[Exercise]
Take the entries below and print all of them exactly, please.

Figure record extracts
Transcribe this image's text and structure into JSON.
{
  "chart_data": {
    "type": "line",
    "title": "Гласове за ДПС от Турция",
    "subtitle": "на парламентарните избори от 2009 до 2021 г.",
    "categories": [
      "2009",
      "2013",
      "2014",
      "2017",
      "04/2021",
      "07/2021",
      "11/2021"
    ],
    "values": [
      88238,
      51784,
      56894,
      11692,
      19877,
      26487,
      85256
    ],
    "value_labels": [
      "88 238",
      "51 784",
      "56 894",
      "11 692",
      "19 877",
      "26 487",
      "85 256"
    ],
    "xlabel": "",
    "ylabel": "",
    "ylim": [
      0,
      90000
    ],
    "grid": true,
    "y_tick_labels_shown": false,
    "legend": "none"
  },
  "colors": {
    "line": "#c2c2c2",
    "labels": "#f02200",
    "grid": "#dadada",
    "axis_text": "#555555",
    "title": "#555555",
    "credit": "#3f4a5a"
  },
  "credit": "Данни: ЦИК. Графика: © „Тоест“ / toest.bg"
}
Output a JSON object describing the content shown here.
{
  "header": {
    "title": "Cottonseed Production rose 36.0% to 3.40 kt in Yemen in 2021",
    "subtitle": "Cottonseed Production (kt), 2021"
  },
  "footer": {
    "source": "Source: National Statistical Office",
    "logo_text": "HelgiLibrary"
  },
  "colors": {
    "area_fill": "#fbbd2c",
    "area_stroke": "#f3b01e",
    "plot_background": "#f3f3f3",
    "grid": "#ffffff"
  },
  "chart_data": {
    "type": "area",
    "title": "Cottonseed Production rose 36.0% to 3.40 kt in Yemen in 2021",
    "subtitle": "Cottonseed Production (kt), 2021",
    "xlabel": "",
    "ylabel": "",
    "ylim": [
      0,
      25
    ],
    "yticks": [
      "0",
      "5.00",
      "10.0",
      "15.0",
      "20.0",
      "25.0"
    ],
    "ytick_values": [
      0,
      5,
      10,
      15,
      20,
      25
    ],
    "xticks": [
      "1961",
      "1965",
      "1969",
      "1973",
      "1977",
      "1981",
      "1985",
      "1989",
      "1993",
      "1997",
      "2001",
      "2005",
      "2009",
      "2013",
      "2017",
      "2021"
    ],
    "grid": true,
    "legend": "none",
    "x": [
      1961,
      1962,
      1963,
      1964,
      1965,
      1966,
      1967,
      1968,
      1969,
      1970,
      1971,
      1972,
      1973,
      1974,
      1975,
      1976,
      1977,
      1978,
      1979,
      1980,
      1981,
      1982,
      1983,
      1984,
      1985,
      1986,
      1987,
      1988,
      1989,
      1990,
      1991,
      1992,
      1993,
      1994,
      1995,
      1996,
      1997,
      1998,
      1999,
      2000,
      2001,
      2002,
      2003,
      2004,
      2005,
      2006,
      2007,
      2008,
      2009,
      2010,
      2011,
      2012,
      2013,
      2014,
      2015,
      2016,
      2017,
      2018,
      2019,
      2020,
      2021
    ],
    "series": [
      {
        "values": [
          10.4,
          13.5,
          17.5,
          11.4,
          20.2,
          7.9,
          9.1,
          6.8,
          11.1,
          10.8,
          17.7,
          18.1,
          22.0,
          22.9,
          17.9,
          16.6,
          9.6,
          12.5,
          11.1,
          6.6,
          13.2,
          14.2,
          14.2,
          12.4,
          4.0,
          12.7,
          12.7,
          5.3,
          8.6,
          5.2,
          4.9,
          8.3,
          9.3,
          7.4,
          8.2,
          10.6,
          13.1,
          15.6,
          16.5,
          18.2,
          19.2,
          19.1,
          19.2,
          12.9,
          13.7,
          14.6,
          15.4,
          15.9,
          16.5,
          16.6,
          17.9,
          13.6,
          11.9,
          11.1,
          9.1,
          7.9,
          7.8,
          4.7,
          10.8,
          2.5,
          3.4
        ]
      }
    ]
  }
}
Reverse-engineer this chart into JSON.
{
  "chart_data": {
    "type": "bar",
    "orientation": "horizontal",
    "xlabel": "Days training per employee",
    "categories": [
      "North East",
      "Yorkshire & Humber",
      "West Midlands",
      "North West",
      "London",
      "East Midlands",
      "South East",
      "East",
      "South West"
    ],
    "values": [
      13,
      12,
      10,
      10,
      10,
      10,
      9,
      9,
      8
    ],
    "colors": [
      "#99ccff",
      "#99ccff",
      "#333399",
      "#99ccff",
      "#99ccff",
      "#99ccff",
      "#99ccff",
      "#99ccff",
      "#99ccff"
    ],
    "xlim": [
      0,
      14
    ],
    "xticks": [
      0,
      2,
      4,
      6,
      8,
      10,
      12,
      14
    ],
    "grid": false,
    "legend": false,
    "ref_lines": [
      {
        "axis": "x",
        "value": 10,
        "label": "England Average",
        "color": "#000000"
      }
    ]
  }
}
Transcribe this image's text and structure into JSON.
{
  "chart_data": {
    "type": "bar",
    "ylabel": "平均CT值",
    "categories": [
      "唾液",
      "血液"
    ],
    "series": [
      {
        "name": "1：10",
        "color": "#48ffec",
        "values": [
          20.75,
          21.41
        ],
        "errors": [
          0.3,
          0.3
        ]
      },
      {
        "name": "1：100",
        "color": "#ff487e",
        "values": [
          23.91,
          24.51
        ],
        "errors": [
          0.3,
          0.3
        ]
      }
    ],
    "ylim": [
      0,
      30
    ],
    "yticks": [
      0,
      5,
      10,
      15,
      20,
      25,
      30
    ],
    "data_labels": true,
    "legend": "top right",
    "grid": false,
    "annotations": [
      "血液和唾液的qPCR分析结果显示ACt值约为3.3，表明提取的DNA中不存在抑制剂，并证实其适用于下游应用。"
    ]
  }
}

[Right answer]
Transcribe this image's text and structure into JSON.
{
  "chart_data": {
    "type": "line",
    "title": "Гласове за ДПС от Турция",
    "subtitle": "на парламентарните избори от 2009 до 2021 г.",
    "categories": [
      "2009",
      "2013",
      "2014",
      "2017",
      "04/2021",
      "07/2021",
      "11/2021"
    ],
    "values": [
      88238,
      51784,
      56894,
      11692,
      19877,
      26487,
      85256
    ],
    "value_labels": [
      "88 238",
      "51 784",
      "56 894",
      "11 692",
      "19 877",
      "26 487",
      "85 256"
    ],
    "xlabel": "",
    "ylabel": "",
    "ylim": [
      0,
      90000
    ],
    "grid": true,
    "y_tick_labels_shown": false,
    "legend": "none"
  },
  "colors": {
    "line": "#c2c2c2",
    "labels": "#f02200",
    "grid": "#dadada",
    "axis_text": "#555555",
    "title": "#555555",
    "credit": "#3f4a5a"
  },
  "credit": "Данни: ЦИК. Графика: © „Тоест“ / toest.bg"
}
Output a JSON object describing the content shown here.
{
  "header": {
    "title": "Cottonseed Production rose 36.0% to 3.40 kt in Yemen in 2021",
    "subtitle": "Cottonseed Production (kt), 2021"
  },
  "footer": {
    "source": "Source: National Statistical Office",
    "logo_text": "HelgiLibrary"
  },
  "colors": {
    "area_fill": "#fbbd2c",
    "area_stroke": "#f3b01e",
    "plot_background": "#f3f3f3",
    "grid": "#ffffff"
  },
  "chart_data": {
    "type": "area",
    "title": "Cottonseed Production rose 36.0% to 3.40 kt in Yemen in 2021",
    "subtitle": "Cottonseed Production (kt), 2021",
    "xlabel": "",
    "ylabel": "",
    "ylim": [
      0,
      25
    ],
    "yticks": [
      "0",
      "5.00",
      "10.0",
      "15.0",
      "20.0",
      "25.0"
    ],
    "ytick_values": [
      0,
      5,
      10,
      15,
      20,
      25
    ],
    "xticks": [
      "1961",
      "1965",
      "1969",
      "1973",
      "1977",
      "1981",
      "1985",
      "1989",
      "1993",
      "1997",
      "2001",
      "2005",
      "2009",
      "2013",
      "2017",
      "2021"
    ],
    "grid": true,
    "legend": "none",
    "x": [
      1961,
      1962,
      1963,
      1964,
      1965,
      1966,
      1967,
      1968,
      1969,
      1970,
      1971,
      1972,
      1973,
      1974,
      1975,
      1976,
      1977,
      1978,
      1979,
      1980,
      1981,
      1982,
      1983,
      1984,
      1985,
      1986,
      1987,
      1988,
      1989,
      1990,
      1991,
      1992,
      1993,
      1994,
      1995,
      1996,
      1997,
      1998,
      1999,
      2000,
      2001,
      2002,
      2003,
      2004,
      2005,
      2006,
      2007,
      2008,
      2009,
      2010,
      2011,
      2012,
      2013,
      2014,
      2015,
      2016,
      2017,
      2018,
      2019,
      2020,
      2021
    ],
    "series": [
      {
        "values": [
          10.4,
          13.5,
          17.5,
          11.4,
          20.2,
          7.9,
          9.1,
          6.8,
          11.1,
          10.8,
          17.7,
          18.1,
          22.0,
          22.9,
          17.9,
          16.6,
          9.6,
          12.5,
          11.1,
          6.6,
          13.2,
          14.2,
          14.2,
          12.4,
          4.0,
          12.7,
          12.7,
          5.3,
          8.6,
          5.2,
          4.9,
          8.3,
          9.3,
          7.4,
          8.2,
          10.6,
          13.1,
          15.6,
          16.5,
          18.2,
          19.2,
          19.1,
          19.2,
          12.9,
          13.7,
          14.6,
          15.4,
          15.9,
          16.5,
          16.6,
          17.9,
          13.6,
          11.9,
          11.1,
          9.1,
          7.9,
          7.8,
          4.7,
          10.8,
          2.5,
          3.4
        ]
      }
    ]
  }
}
Reverse-engineer this chart into JSON.
{
  "chart_data": {
    "type": "bar",
    "orientation": "horizontal",
    "xlabel": "Days training per employee",
    "categories": [
      "North East",
      "Yorkshire & Humber",
      "West Midlands",
      "North West",
      "London",
      "East Midlands",
      "South East",
      "East",
      "South West"
    ],
    "values": [
      13,
      12,
      10,
      10,
      10,
      10,
      9,
      9,
      8
    ],
    "colors": [
      "#99ccff",
      "#99ccff",
      "#333399",
      "#99ccff",
      "#99ccff",
      "#99ccff",
      "#99ccff",
      "#99ccff",
      "#99ccff"
    ],
    "xlim": [
      0,
      14
    ],
    "xticks": [
      0,
      2,
      4,
      6,
      8,
      10,
      12,
      14
    ],
    "grid": false,
    "legend": false,
    "ref_lines": [
      {
        "axis": "x",
        "value": 10,
        "label": "England Average",
        "color": "#000000"
      }
    ]
  }
}
Transcribe this image's text and structure into JSON.
{
  "chart_data": {
    "type": "bar",
    "ylabel": "平均CT值",
    "categories": [
      "唾液",
      "血液"
    ],
    "series": [
      {
        "name": "1：10",
        "color": "#48ffec",
        "values": [
          20.75,
          21.41
        ],
        "errors": [
          0.3,
          0.3
        ]
      },
      {
        "name": "1：100",
        "color": "#ff487e",
        "values": [
          23.91,
          24.51
        ],
        "errors": [
          0.3,
          0.3
        ]
      }
    ],
    "ylim": [
      0,
      30
    ],
    "yticks": [
      0,
      5,
      10,
      15,
      20,
      25,
      30
    ],
    "data_labels": true,
    "legend": "top right",
    "grid": false,
    "annotations": [
      "血液和唾液的qPCR分析结果显示ACt值约为3.3，表明提取的DNA中不存在抑制剂，并证实其适用于下游应用。"
    ]
  }
}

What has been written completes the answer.